PASSAGE PROVIDED.
——————

Left-Factoring a grammar into LL(1)

Question

I have a homework assignment where I need to convert a grammar into LL(1). I've already removed the left recursion, but I'm having trouble doing left-factoring. All of the examples I've found are simple, and look something like this:

A -> aX | aY
becomes:
A -> aZ
Z -> X | Y

I understand that. However, my grammar looks more like this:

X -> aE | IXE | (X)E
E -> IE | BXE | ϵ
I -> ++ | --
B -> + | - | ϵ

I'm not sure how to apply the simpler example to this. I've been trying for at least a couple of hours and I've lost track of all of the things I've tried. Generally, my attempts have looked something like this:

X  -> X' | IXE
X' -> aE | (X)E
E  -> IE | BIX'E | BX'E | ϵ

And I then try to convert the E rules into ones having only one production starting with + or -:

X  -> X' | IXE
X' -> aE | (X)E
B' -> + | -
E  -> IE | B'IX'E | IX'E | B'X'E | X'E | ϵ

And then...

X  -> X' | IXE
X' -> aE | (X)E
B' -> + | -
E  -> +P | -M | ϵ
P  -> +E | IX'E | +X'E | X'E
M  -> -E | IX'E | -X'E | X'E

And so on. But I continually end up with a lot of extra nonterminals, and some very long productions / chains of productions, without actually having left-factored it. I'm not sure how to approach this - I can't seem to eliminate some nonterminal having multiple productions starting with a + and with a -.

Welcome! 1) Have you looked at the formal definition of left-factoring? 2) Are you certain your language can be described by an LL(1) grammar? Not all can. See also here. 3) Check out other questions about left-factoring. — Raphael, Oct 04 '12 at 09:38
Thanks! 1) Yes, we had assigned reading in our textbook covering left factoring, as well as lecture slides on it. 2) I'm pretty sure it should be - converting the grammar to LL(1) is the first part of the homework, and then we need to write a recursive descent parser for the converted grammar. I know the same assignment has been used for this class in the past. 3) I did look on here and Google, but everything I found was an explanation of the purpose of left factoring and/or the simple example I included at the beginning of my question - I didn't find any more complex examples. — Kami's Aibou, Oct 05 '12 at 01:03
1+4) Given the definition, examples should be superfluous. 2) Long-standing "wrong" homework assignments are not unheard of, but I suspect your phrasing "more like this" now. What is the original grammar? Maybe you left out essential parts without realising. — Raphael, Oct 05 '12 at 09:33
I usually find that I learn better from examples than from definitions. Anyway, it turns out that the input will be tokenized first, so the grammar doesn't have to decide between a pair of + and a single +. (Cue headdesk moment...) — Kami's Aibou, Oct 08 '12 at 02:19
It uses a greedy scanner, so if we get 1+++2, that would be 1, ++, +, 2. It also does use whitespace, so if instead it was 1+ ++2 that would be 1, +, ++, 2. — Kami's Aibou, Oct 08 '12 at 17:07

score 13 · Accepted Answer · answered Oct 04 '12 at 10:55

Let's have a look at your grammar:

$\qquad \begin{align} X &\to aE \mid IXE \mid (X)E \\ E &\to IE \mid BXE \mid \varepsilon \\ I &\to \text{++} \mid \text{--} \\ B &\to \text{+} \mid \text{-} \mid \varepsilon \end{align}$

Note that $X$ does not need left-factoring: all rules have disjoint FIRST sets¹. If you want to make this obvious, you can drop $I$ and inline it:

$\qquad \begin{align} X &\to aE \mid \text{++}XE \mid \text{--}XE \mid (X)E \\ E &\to \text{++}E \mid \text{--}E \mid BXE \mid \varepsilon \\ B &\to \text{+} \mid \text{-} \mid \varepsilon \end{align}$

Similarly, we can inline $B$:

$\qquad \begin{align} X &\to aE \mid \text{++}XE \mid \text{--}XE \mid (X)E \\ E &\to \text{++}E \mid \text{--}E \mid \text{+}XE \mid \text{-}XE \mid XE \mid \varepsilon \end{align}$

Now we see that we actually have to do left-factoring on $E$: we have obvious conflicts, and we get additional conflicts via $XE$. So, let's inline $X$ once at $XE$:

$\qquad \begin{align} X &\to aE \mid \text{++}XE \mid \text{--}XE \mid (X)E \\ E &\to \text{++}E \mid \text{--}E \mid \text{+}XE \mid \text{-}XE \mid aEE \mid \text{++}XEE \mid \text{--}XEE \mid (X)EE \mid \varepsilon \end{align}$

And now we can left-factor as easily as in your example:

$\qquad \begin{align} X &\to aE \mid \text{++}XE \mid \text{--}XE \mid (X)E \\ E &\to \text{+}P \mid \text{-}M \mid aEE \mid (X)EE \mid \varepsilon \\ P &\to \text{+}E \mid XE \mid \text{+}XEE \\ M &\to \text{-}E \mid XE \mid \text{-}XEE \end{align}$

By now we can see that we are not getting anywhere: by factoring away $\text{+}$ or $\text{-}$ from the alternatives, we dig up another $X$ which again has both $\text{+}$ and $\text{-}$ in its FIRST set.

——————

GIVEN EXERCISE. In the left-factoring thread, transcribe everything from "And now we can" down to "its FIRST set.". The records aren't needed.

[Element location data]
——————

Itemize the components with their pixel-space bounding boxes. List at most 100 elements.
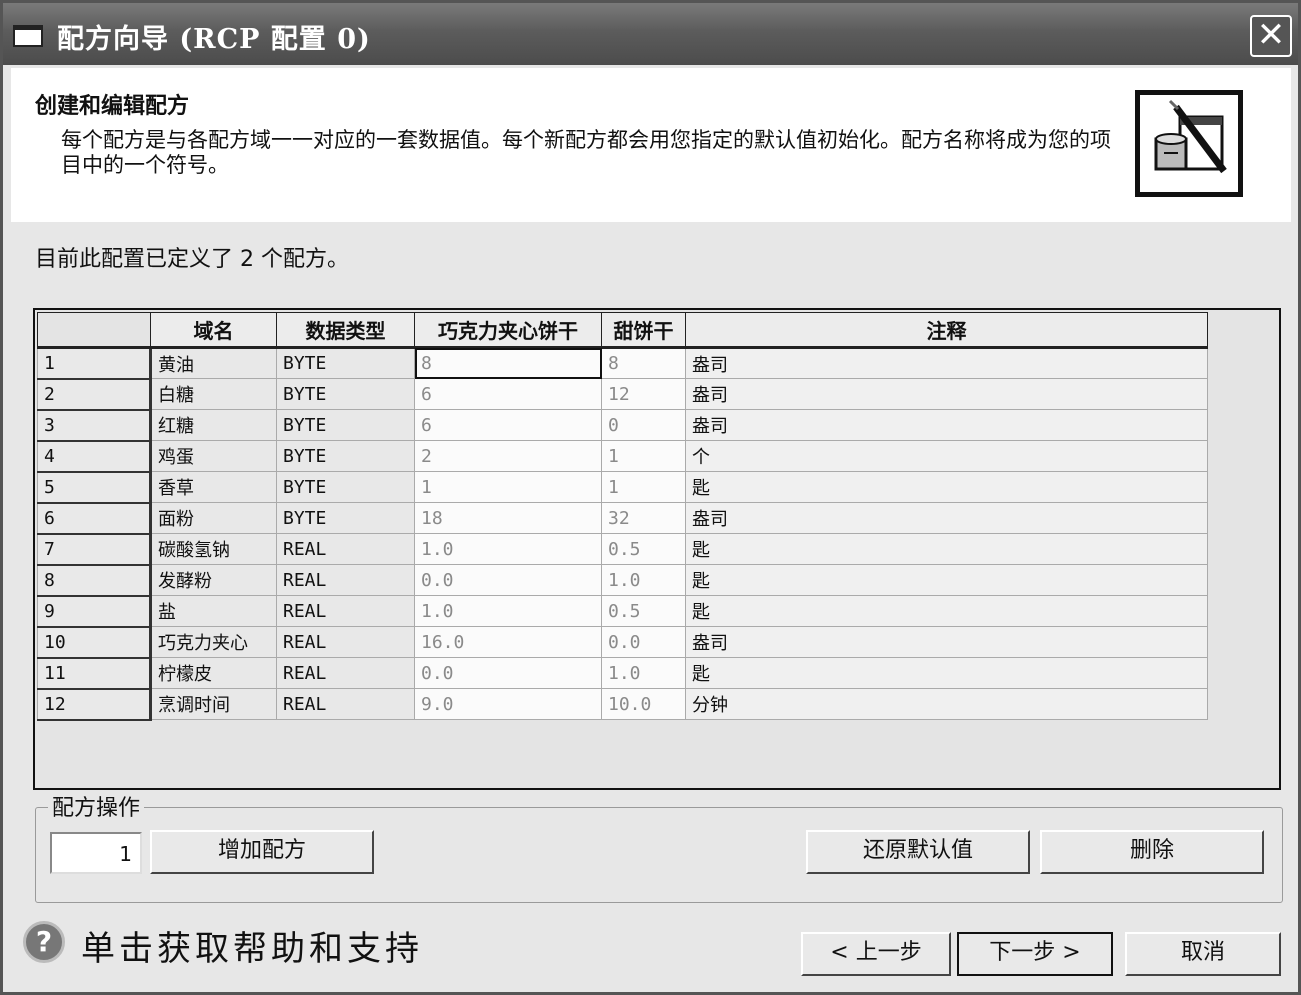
table-row[interactable]: 3 红糖 BYTE 6 0 盎司 [37,409,1208,442]
recipe-2-value-cell[interactable]: 1.0 [601,657,686,689]
next-button[interactable]: 下一步 > [957,932,1113,976]
group-title: 配方操作 [48,790,145,822]
column-header-comment[interactable]: 注释 [685,312,1208,349]
comment-cell[interactable]: 盎司 [685,409,1208,441]
cancel-button[interactable]: 取消 [1125,932,1281,976]
row-index: 10 [37,626,152,659]
recipe-1-value-cell[interactable]: 1.0 [414,533,602,565]
field-name-cell[interactable]: 柠檬皮 [150,657,277,689]
table-row[interactable]: 5 香草 BYTE 1 1 匙 [37,471,1208,504]
add-recipe-button[interactable]: 增加配方 [150,830,374,874]
recipe-2-value-cell[interactable]: 8 [601,347,686,379]
field-name-cell[interactable]: 碳酸氢钠 [150,533,277,565]
comment-cell[interactable]: 匙 [685,533,1208,565]
recipe-1-value-cell[interactable]: 0.0 [414,657,602,689]
field-name-cell[interactable]: 巧克力夹心 [150,626,277,658]
database-pen-icon [1154,99,1227,174]
column-header-recipe-1[interactable]: 巧克力夹心饼干 [414,312,602,349]
comment-cell[interactable]: 匙 [685,657,1208,689]
table-header-row: 域名 数据类型 巧克力夹心饼干 甜饼干 注释 [37,312,1208,349]
recipe-2-value-cell[interactable]: 1.0 [601,564,686,596]
row-index: 3 [37,409,152,442]
field-name-cell[interactable]: 黄油 [150,347,277,379]
table-row[interactable]: 9 盐 REAL 1.0 0.5 匙 [37,595,1208,628]
recipe-2-value-cell[interactable]: 0.0 [601,626,686,658]
row-index: 7 [37,533,152,566]
recipe-wizard-window: 配方向导 (RCP 配置 0) ✕ 创建和编辑配方 每个配方是与各配方域一一对应… [0,0,1301,995]
table-row[interactable]: 6 面粉 BYTE 18 32 盎司 [37,502,1208,535]
row-index: 5 [37,471,152,504]
data-type-cell: REAL [276,595,415,627]
data-type-cell: REAL [276,657,415,689]
window-title: 配方向导 (RCP 配置 0) [57,24,371,55]
table-row[interactable]: 4 鸡蛋 BYTE 2 1 个 [37,440,1208,473]
recipe-2-value-cell[interactable]: 32 [601,502,686,534]
comment-cell[interactable]: 匙 [685,595,1208,627]
recipe-1-value-cell[interactable]: 16.0 [414,626,602,658]
recipe-2-value-cell[interactable]: 1 [601,471,686,503]
table-row[interactable]: 10 巧克力夹心 REAL 16.0 0.0 盎司 [37,626,1208,659]
data-type-cell: REAL [276,626,415,658]
table-row[interactable]: 11 柠檬皮 REAL 0.0 1.0 匙 [37,657,1208,690]
title-bar: 配方向导 (RCP 配置 0) ✕ [3,3,1298,65]
field-name-cell[interactable]: 发酵粉 [150,564,277,596]
window-icon [13,25,43,47]
comment-cell[interactable]: 个 [685,440,1208,472]
recipe-2-value-cell[interactable]: 1 [601,440,686,472]
data-type-cell: BYTE [276,471,415,503]
recipe-1-value-cell[interactable]: 1 [414,471,602,503]
prev-button[interactable]: < 上一步 [801,932,951,976]
column-header-data-type[interactable]: 数据类型 [276,312,415,349]
data-type-cell: REAL [276,688,415,720]
recipe-2-value-cell[interactable]: 0 [601,409,686,441]
recipe-count-input[interactable]: 1 [50,832,142,874]
recipe-1-value-cell[interactable]: 1.0 [414,595,602,627]
field-name-cell[interactable]: 面粉 [150,502,277,534]
recipe-1-value-cell[interactable]: 9.0 [414,688,602,720]
field-name-cell[interactable]: 红糖 [150,409,277,441]
table-row[interactable]: 7 碳酸氢钠 REAL 1.0 0.5 匙 [37,533,1208,566]
recipe-1-value-cell[interactable]: 6 [414,378,602,410]
comment-cell[interactable]: 盎司 [685,502,1208,534]
restore-defaults-button[interactable]: 还原默认值 [806,830,1030,874]
help-question-icon: ? [23,921,65,963]
table-row[interactable]: 8 发酵粉 REAL 0.0 1.0 匙 [37,564,1208,597]
table-row[interactable]: 1 黄油 BYTE 8 8 盎司 [37,347,1208,380]
recipe-1-value-cell[interactable]: 8 [414,347,602,379]
recipe-2-value-cell[interactable]: 0.5 [601,533,686,565]
recipe-1-value-cell[interactable]: 0.0 [414,564,602,596]
table-row[interactable]: 12 烹调时间 REAL 9.0 10.0 分钟 [37,688,1208,721]
comment-cell[interactable]: 匙 [685,564,1208,596]
data-type-cell: REAL [276,533,415,565]
row-index: 8 [37,564,152,597]
row-index: 6 [37,502,152,535]
comment-cell[interactable]: 盎司 [685,626,1208,658]
help-text: 单击获取帮助和支持 [81,929,423,969]
header-description: 每个配方是与各配方域一一对应的一套数据值。每个新配方都会用您指定的默认值初始化。… [61,128,1111,177]
delete-button[interactable]: 删除 [1040,830,1264,874]
field-name-cell[interactable]: 白糖 [150,378,277,410]
recipe-1-value-cell[interactable]: 18 [414,502,602,534]
row-index: 1 [37,347,152,380]
comment-cell[interactable]: 盎司 [685,347,1208,379]
comment-cell[interactable]: 盎司 [685,378,1208,410]
field-name-cell[interactable]: 香草 [150,471,277,503]
column-header-recipe-2[interactable]: 甜饼干 [601,312,686,349]
column-header-field-name[interactable]: 域名 [150,312,277,349]
field-name-cell[interactable]: 鸡蛋 [150,440,277,472]
comment-cell[interactable]: 分钟 [685,688,1208,720]
table-row[interactable]: 2 白糖 BYTE 6 12 盎司 [37,378,1208,411]
recipe-count-info: 目前此配置已定义了 2 个配方。 [35,247,349,272]
recipe-2-value-cell[interactable]: 10.0 [601,688,686,720]
close-button[interactable]: ✕ [1250,15,1292,57]
data-type-cell: BYTE [276,378,415,410]
comment-cell[interactable]: 匙 [685,471,1208,503]
recipe-1-value-cell[interactable]: 6 [414,409,602,441]
recipe-2-value-cell[interactable]: 0.5 [601,595,686,627]
recipe-2-value-cell[interactable]: 12 [601,378,686,410]
wizard-graphic-icon [1135,90,1243,197]
header-title: 创建和编辑配方 [35,94,190,119]
field-name-cell[interactable]: 盐 [150,595,277,627]
recipe-1-value-cell[interactable]: 2 [414,440,602,472]
field-name-cell[interactable]: 烹调时间 [150,688,277,720]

——————

RESPONSE TO THE TASK.
And now we can left-factor as easily as in your example:

$\qquad \begin{align} X &\to aE \mid \text{++}XE \mid \text{--}XE \mid (X)E \\ E &\to \text{+}P \mid \text{-}M \mid aEE \mid (X)EE \mid \varepsilon \\ P &\to \text{+}E \mid XE \mid \text{+}XEE \\ M &\to \text{-}E \mid XE \mid \text{-}XEE \end{align}$

By now we can see that we are not getting anywhere: by factoring away $\text{+}$ or $\text{-}$ from the alternatives, we dig up another $X$ which again has both $\text{+}$ and $\text{-}$ in its FIRST set.